Return the records, each one exactly as written.

######

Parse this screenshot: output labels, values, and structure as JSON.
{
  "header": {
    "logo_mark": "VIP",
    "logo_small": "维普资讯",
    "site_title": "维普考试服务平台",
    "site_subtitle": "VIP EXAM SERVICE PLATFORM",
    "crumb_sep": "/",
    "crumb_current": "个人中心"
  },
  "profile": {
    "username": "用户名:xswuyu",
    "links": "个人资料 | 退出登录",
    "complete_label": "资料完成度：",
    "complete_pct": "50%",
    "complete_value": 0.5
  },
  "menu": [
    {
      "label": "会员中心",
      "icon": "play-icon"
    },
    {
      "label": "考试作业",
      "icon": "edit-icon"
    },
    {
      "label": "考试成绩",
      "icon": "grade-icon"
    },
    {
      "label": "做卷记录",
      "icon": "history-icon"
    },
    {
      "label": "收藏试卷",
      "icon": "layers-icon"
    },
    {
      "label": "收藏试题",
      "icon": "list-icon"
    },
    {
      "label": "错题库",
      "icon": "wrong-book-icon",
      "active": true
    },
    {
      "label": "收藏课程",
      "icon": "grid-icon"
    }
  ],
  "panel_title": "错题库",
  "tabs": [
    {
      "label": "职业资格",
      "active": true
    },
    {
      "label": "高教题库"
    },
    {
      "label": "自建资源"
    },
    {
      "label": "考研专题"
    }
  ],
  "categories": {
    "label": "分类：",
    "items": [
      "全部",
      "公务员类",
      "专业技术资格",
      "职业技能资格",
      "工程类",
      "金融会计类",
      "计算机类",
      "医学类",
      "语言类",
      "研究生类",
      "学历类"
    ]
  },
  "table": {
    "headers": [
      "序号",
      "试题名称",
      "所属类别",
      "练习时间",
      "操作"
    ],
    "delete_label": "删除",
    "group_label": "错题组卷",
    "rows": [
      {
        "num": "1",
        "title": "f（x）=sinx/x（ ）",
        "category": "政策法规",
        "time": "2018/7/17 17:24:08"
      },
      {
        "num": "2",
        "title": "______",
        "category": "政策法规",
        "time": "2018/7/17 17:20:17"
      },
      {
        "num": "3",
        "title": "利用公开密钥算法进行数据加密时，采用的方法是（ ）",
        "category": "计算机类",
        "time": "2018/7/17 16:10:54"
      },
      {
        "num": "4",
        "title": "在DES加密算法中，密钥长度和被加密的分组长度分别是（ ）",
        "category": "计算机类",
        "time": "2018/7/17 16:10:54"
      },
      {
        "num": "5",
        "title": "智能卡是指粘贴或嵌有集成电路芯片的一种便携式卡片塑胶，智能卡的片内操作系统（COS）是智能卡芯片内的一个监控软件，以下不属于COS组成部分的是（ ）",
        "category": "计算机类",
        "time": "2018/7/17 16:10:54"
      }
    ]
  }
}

######

Exercise solution ▸
Parse this screenshot: output labels, values, and structure as JSON.
{
  "header": {
    "logo_mark": "VIP",
    "logo_small": "维普资讯",
    "site_title": "维普考试服务平台",
    "site_subtitle": "VIP EXAM SERVICE PLATFORM",
    "crumb_sep": "/",
    "crumb_current": "个人中心"
  },
  "profile": {
    "username": "用户名:xswuyu",
    "links": "个人资料 | 退出登录",
    "complete_label": "资料完成度：",
    "complete_pct": "50%",
    "complete_value": 0.5
  },
  "menu": [
    {
      "label": "会员中心",
      "icon": "play-icon"
    },
    {
      "label": "考试作业",
      "icon": "edit-icon"
    },
    {
      "label": "考试成绩",
      "icon": "grade-icon"
    },
    {
      "label": "做卷记录",
      "icon": "history-icon"
    },
    {
      "label": "收藏试卷",
      "icon": "layers-icon"
    },
    {
      "label": "收藏试题",
      "icon": "list-icon"
    },
    {
      "label": "错题库",
      "icon": "wrong-book-icon",
      "active": true
    },
    {
      "label": "收藏课程",
      "icon": "grid-icon"
    }
  ],
  "panel_title": "错题库",
  "tabs": [
    {
      "label": "职业资格",
      "active": true
    },
    {
      "label": "高教题库"
    },
    {
      "label": "自建资源"
    },
    {
      "label": "考研专题"
    }
  ],
  "categories": {
    "label": "分类：",
    "items": [
      "全部",
      "公务员类",
      "专业技术资格",
      "职业技能资格",
      "工程类",
      "金融会计类",
      "计算机类",
      "医学类",
      "语言类",
      "研究生类",
      "学历类"
    ]
  },
  "table": {
    "headers": [
      "序号",
      "试题名称",
      "所属类别",
      "练习时间",
      "操作"
    ],
    "delete_label": "删除",
    "group_label": "错题组卷",
    "rows": [
      {
        "num": "1",
        "title": "f（x）=sinx/x（ ）",
        "category": "政策法规",
        "time": "2018/7/17 17:24:08"
      },
      {
        "num": "2",
        "title": "______",
        "category": "政策法规",
        "time": "2018/7/17 17:20:17"
      },
      {
        "num": "3",
        "title": "利用公开密钥算法进行数据加密时，采用的方法是（ ）",
        "category": "计算机类",
        "time": "2018/7/17 16:10:54"
      },
      {
        "num": "4",
        "title": "在DES加密算法中，密钥长度和被加密的分组长度分别是（ ）",
        "category": "计算机类",
        "time": "2018/7/17 16:10:54"
      },
      {
        "num": "5",
        "title": "智能卡是指粘贴或嵌有集成电路芯片的一种便携式卡片塑胶，智能卡的片内操作系统（COS）是智能卡芯片内的一个监控软件，以下不属于COS组成部分的是（ ）",
        "category": "计算机类",
        "time": "2018/7/17 16:10:54"
      }
    ]
  }
}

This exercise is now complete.